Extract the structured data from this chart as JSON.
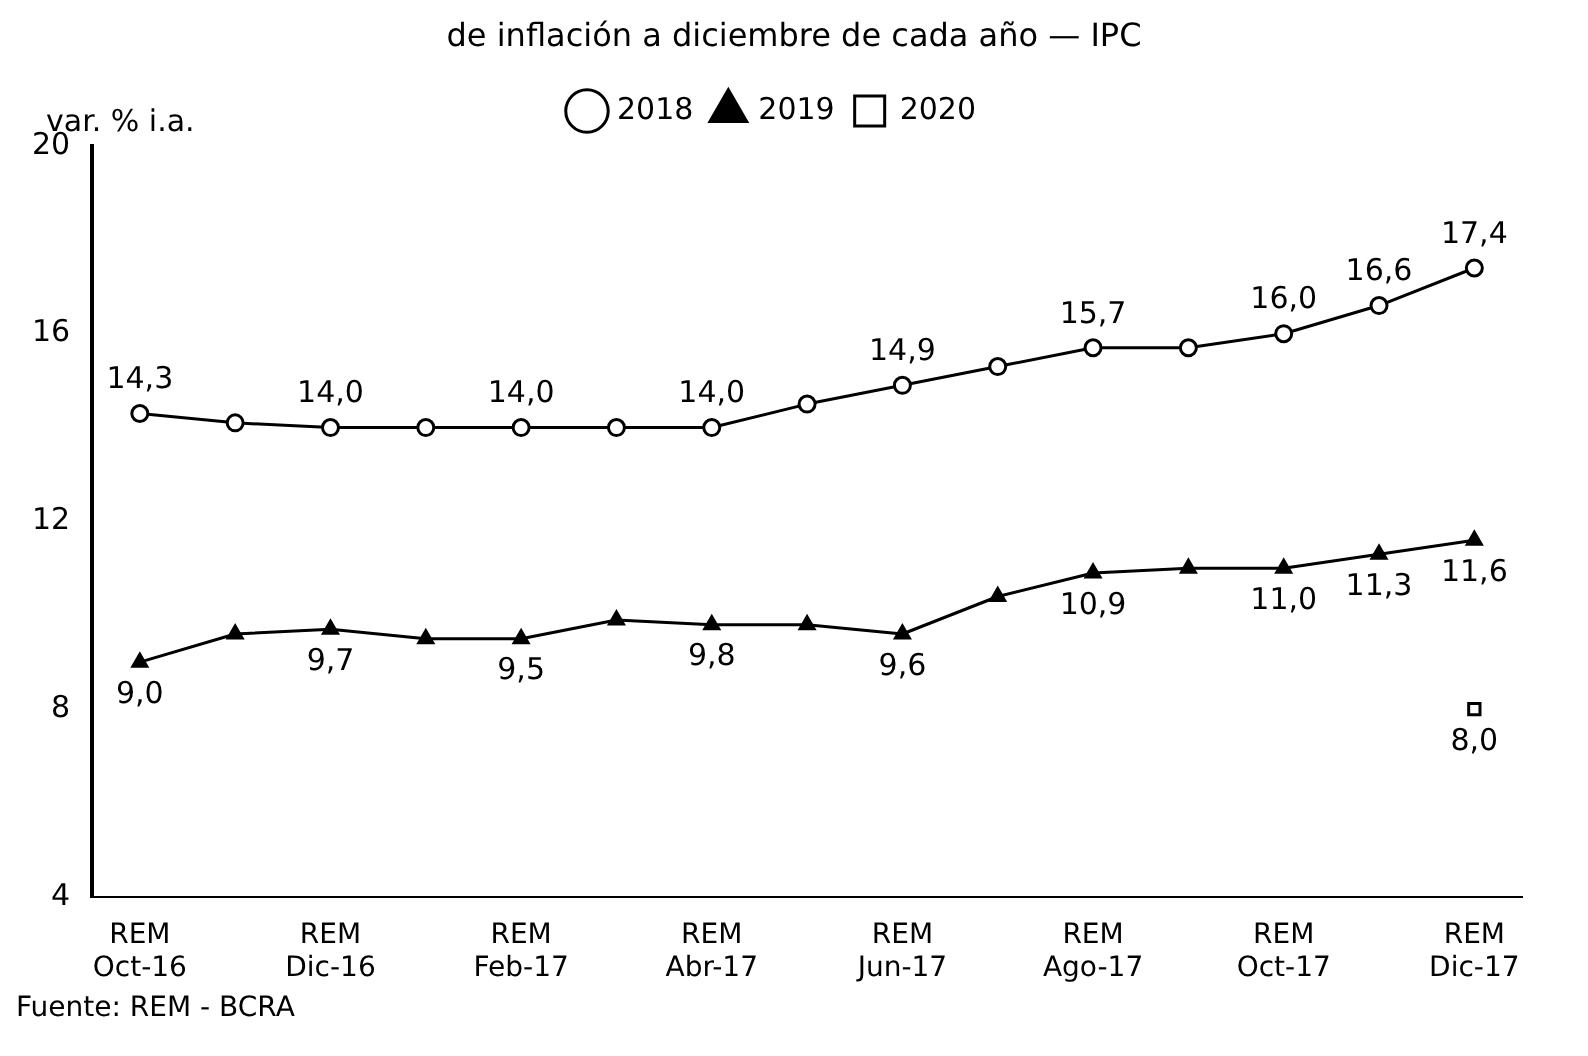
{
  "chart_data": {
    "type": "line",
    "title": "de inflación a diciembre de cada año — IPC",
    "ylabel": "var. % i.a.",
    "categories": [
      "REM Oct-16",
      null,
      "REM Dic-16",
      null,
      "REM Feb-17",
      null,
      "REM Abr-17",
      null,
      "REM Jun-17",
      null,
      "REM Ago-17",
      null,
      "REM Oct-17",
      null,
      "REM Dic-17"
    ],
    "series": [
      {
        "name": "2018",
        "color": "#000000",
        "marker": "circle",
        "values": [
          14.3,
          14.1,
          14.0,
          14.0,
          14.0,
          14.0,
          14.0,
          14.5,
          14.9,
          15.3,
          15.7,
          15.7,
          16.0,
          16.6,
          17.4
        ],
        "value_labels": [
          "14,3",
          null,
          "14,0",
          null,
          "14,0",
          null,
          "14,0",
          null,
          "14,9",
          null,
          "15,7",
          null,
          "16,0",
          "16,6",
          "17,4"
        ]
      },
      {
        "name": "2019",
        "color": "#000000",
        "marker": "triangle",
        "values": [
          9.0,
          9.6,
          9.7,
          9.5,
          9.5,
          9.9,
          9.8,
          9.8,
          9.6,
          10.4,
          10.9,
          11.0,
          11.0,
          11.3,
          11.6
        ],
        "value_labels": [
          "9,0",
          null,
          "9,7",
          null,
          "9,5",
          null,
          "9,8",
          null,
          "9,6",
          null,
          "10,9",
          null,
          "11,0",
          "11,3",
          "11,6"
        ]
      },
      {
        "name": "2020",
        "color": "#000000",
        "marker": "square",
        "values": [
          null,
          null,
          null,
          null,
          null,
          null,
          null,
          null,
          null,
          null,
          null,
          null,
          null,
          null,
          8.0
        ],
        "value_labels": [
          null,
          null,
          null,
          null,
          null,
          null,
          null,
          null,
          null,
          null,
          null,
          null,
          null,
          null,
          "8,0"
        ]
      }
    ],
    "ylim": [
      4,
      20
    ],
    "yticks": [
      4,
      8,
      12,
      16,
      20
    ],
    "grid": false,
    "legend": "top",
    "annotations": [
      "Fuente: REM - BCRA"
    ]
  }
}
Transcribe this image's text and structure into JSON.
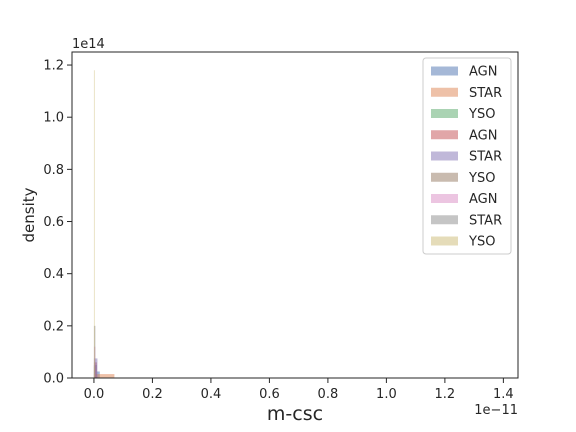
{
  "chart_data": {
    "type": "histogram",
    "xlabel": "m-csc",
    "ylabel": "density",
    "x_offset_text": "1e−11",
    "y_offset_text": "1e14",
    "x_scale": 1e-11,
    "y_scale": 100000000000000.0,
    "xlim": [
      -7.5e-13,
      1.45e-11
    ],
    "ylim": [
      0,
      125000000000000
    ],
    "x_ticks": [
      0,
      2e-12,
      4e-12,
      6e-12,
      8e-12,
      1e-11,
      1.2e-11,
      1.4e-11
    ],
    "x_tick_labels": [
      "0.0",
      "0.2",
      "0.4",
      "0.6",
      "0.8",
      "1.0",
      "1.2",
      "1.4"
    ],
    "y_ticks": [
      0,
      20000000000000,
      40000000000000,
      60000000000000,
      80000000000000,
      100000000000000,
      120000000000000
    ],
    "y_tick_labels": [
      "0.0",
      "0.2",
      "0.4",
      "0.6",
      "0.8",
      "1.0",
      "1.2"
    ],
    "legend_position": "upper right",
    "series": [
      {
        "name": "AGN",
        "color": "#4c72b0",
        "bins": [
          [
            0,
            1e-13,
            5000000000000
          ],
          [
            1e-13,
            2e-13,
            2500000000000
          ]
        ]
      },
      {
        "name": "STAR",
        "color": "#dd8452",
        "bins": [
          [
            0,
            7e-13,
            1500000000000
          ]
        ]
      },
      {
        "name": "YSO",
        "color": "#55a868",
        "bins": [
          [
            0,
            5e-14,
            3000000000000
          ]
        ]
      },
      {
        "name": "AGN",
        "color": "#c44e52",
        "bins": [
          [
            0,
            1e-13,
            6000000000000
          ]
        ]
      },
      {
        "name": "STAR",
        "color": "#8172b3",
        "bins": [
          [
            0,
            1.2e-13,
            7500000000000
          ]
        ]
      },
      {
        "name": "YSO",
        "color": "#937860",
        "bins": [
          [
            0,
            5e-14,
            4500000000000
          ]
        ]
      },
      {
        "name": "AGN",
        "color": "#da8bc3",
        "bins": [
          [
            0,
            5e-14,
            12000000000000
          ]
        ]
      },
      {
        "name": "STAR",
        "color": "#8c8c8c",
        "bins": [
          [
            0,
            5e-14,
            20000000000000
          ]
        ]
      },
      {
        "name": "YSO",
        "color": "#ccb974",
        "bins": [
          [
            0,
            2e-14,
            118000000000000
          ]
        ]
      }
    ]
  }
}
■ ■ ■ ■ ■
* TO DO
Quote the preceding records in their entirety, excluding every picture.

* COMPLETE OUTPUT
Extract the structured data from this chart as JSON.
{
  "chart_data": {
    "type": "line",
    "title": "de inflación a diciembre de cada año — IPC",
    "ylabel": "var. % i.a.",
    "categories": [
      "REM Oct-16",
      null,
      "REM Dic-16",
      null,
      "REM Feb-17",
      null,
      "REM Abr-17",
      null,
      "REM Jun-17",
      null,
      "REM Ago-17",
      null,
      "REM Oct-17",
      null,
      "REM Dic-17"
    ],
    "series": [
      {
        "name": "2018",
        "color": "#000000",
        "marker": "circle",
        "values": [
          14.3,
          14.1,
          14.0,
          14.0,
          14.0,
          14.0,
          14.0,
          14.5,
          14.9,
          15.3,
          15.7,
          15.7,
          16.0,
          16.6,
          17.4
        ],
        "value_labels": [
          "14,3",
          null,
          "14,0",
          null,
          "14,0",
          null,
          "14,0",
          null,
          "14,9",
          null,
          "15,7",
          null,
          "16,0",
          "16,6",
          "17,4"
        ]
      },
      {
        "name": "2019",
        "color": "#000000",
        "marker": "triangle",
        "values": [
          9.0,
          9.6,
          9.7,
          9.5,
          9.5,
          9.9,
          9.8,
          9.8,
          9.6,
          10.4,
          10.9,
          11.0,
          11.0,
          11.3,
          11.6
        ],
        "value_labels": [
          "9,0",
          null,
          "9,7",
          null,
          "9,5",
          null,
          "9,8",
          null,
          "9,6",
          null,
          "10,9",
          null,
          "11,0",
          "11,3",
          "11,6"
        ]
      },
      {
        "name": "2020",
        "color": "#000000",
        "marker": "square",
        "values": [
          null,
          null,
          null,
          null,
          null,
          null,
          null,
          null,
          null,
          null,
          null,
          null,
          null,
          null,
          8.0
        ],
        "value_labels": [
          null,
          null,
          null,
          null,
          null,
          null,
          null,
          null,
          null,
          null,
          null,
          null,
          null,
          null,
          "8,0"
        ]
      }
    ],
    "ylim": [
      4,
      20
    ],
    "yticks": [
      4,
      8,
      12,
      16,
      20
    ],
    "grid": false,
    "legend": "top",
    "annotations": [
      "Fuente: REM - BCRA"
    ]
  }
}
Transcribe this image's text and structure into JSON.
{
  "chart_data": {
    "type": "histogram",
    "xlabel": "m-csc",
    "ylabel": "density",
    "x_offset_text": "1e−11",
    "y_offset_text": "1e14",
    "x_scale": 1e-11,
    "y_scale": 100000000000000.0,
    "xlim": [
      -7.5e-13,
      1.45e-11
    ],
    "ylim": [
      0,
      125000000000000
    ],
    "x_ticks": [
      0,
      2e-12,
      4e-12,
      6e-12,
      8e-12,
      1e-11,
      1.2e-11,
      1.4e-11
    ],
    "x_tick_labels": [
      "0.0",
      "0.2",
      "0.4",
      "0.6",
      "0.8",
      "1.0",
      "1.2",
      "1.4"
    ],
    "y_ticks": [
      0,
      20000000000000,
      40000000000000,
      60000000000000,
      80000000000000,
      100000000000000,
      120000000000000
    ],
    "y_tick_labels": [
      "0.0",
      "0.2",
      "0.4",
      "0.6",
      "0.8",
      "1.0",
      "1.2"
    ],
    "legend_position": "upper right",
    "series": [
      {
        "name": "AGN",
        "color": "#4c72b0",
        "bins": [
          [
            0,
            1e-13,
            5000000000000
          ],
          [
            1e-13,
            2e-13,
            2500000000000
          ]
        ]
      },
      {
        "name": "STAR",
        "color": "#dd8452",
        "bins": [
          [
            0,
            7e-13,
            1500000000000
          ]
        ]
      },
      {
        "name": "YSO",
        "color": "#55a868",
        "bins": [
          [
            0,
            5e-14,
            3000000000000
          ]
        ]
      },
      {
        "name": "AGN",
        "color": "#c44e52",
        "bins": [
          [
            0,
            1e-13,
            6000000000000
          ]
        ]
      },
      {
        "name": "STAR",
        "color": "#8172b3",
        "bins": [
          [
            0,
            1.2e-13,
            7500000000000
          ]
        ]
      },
      {
        "name": "YSO",
        "color": "#937860",
        "bins": [
          [
            0,
            5e-14,
            4500000000000
          ]
        ]
      },
      {
        "name": "AGN",
        "color": "#da8bc3",
        "bins": [
          [
            0,
            5e-14,
            12000000000000
          ]
        ]
      },
      {
        "name": "STAR",
        "color": "#8c8c8c",
        "bins": [
          [
            0,
            5e-14,
            20000000000000
          ]
        ]
      },
      {
        "name": "YSO",
        "color": "#ccb974",
        "bins": [
          [
            0,
            2e-14,
            118000000000000
          ]
        ]
      }
    ]
  }
}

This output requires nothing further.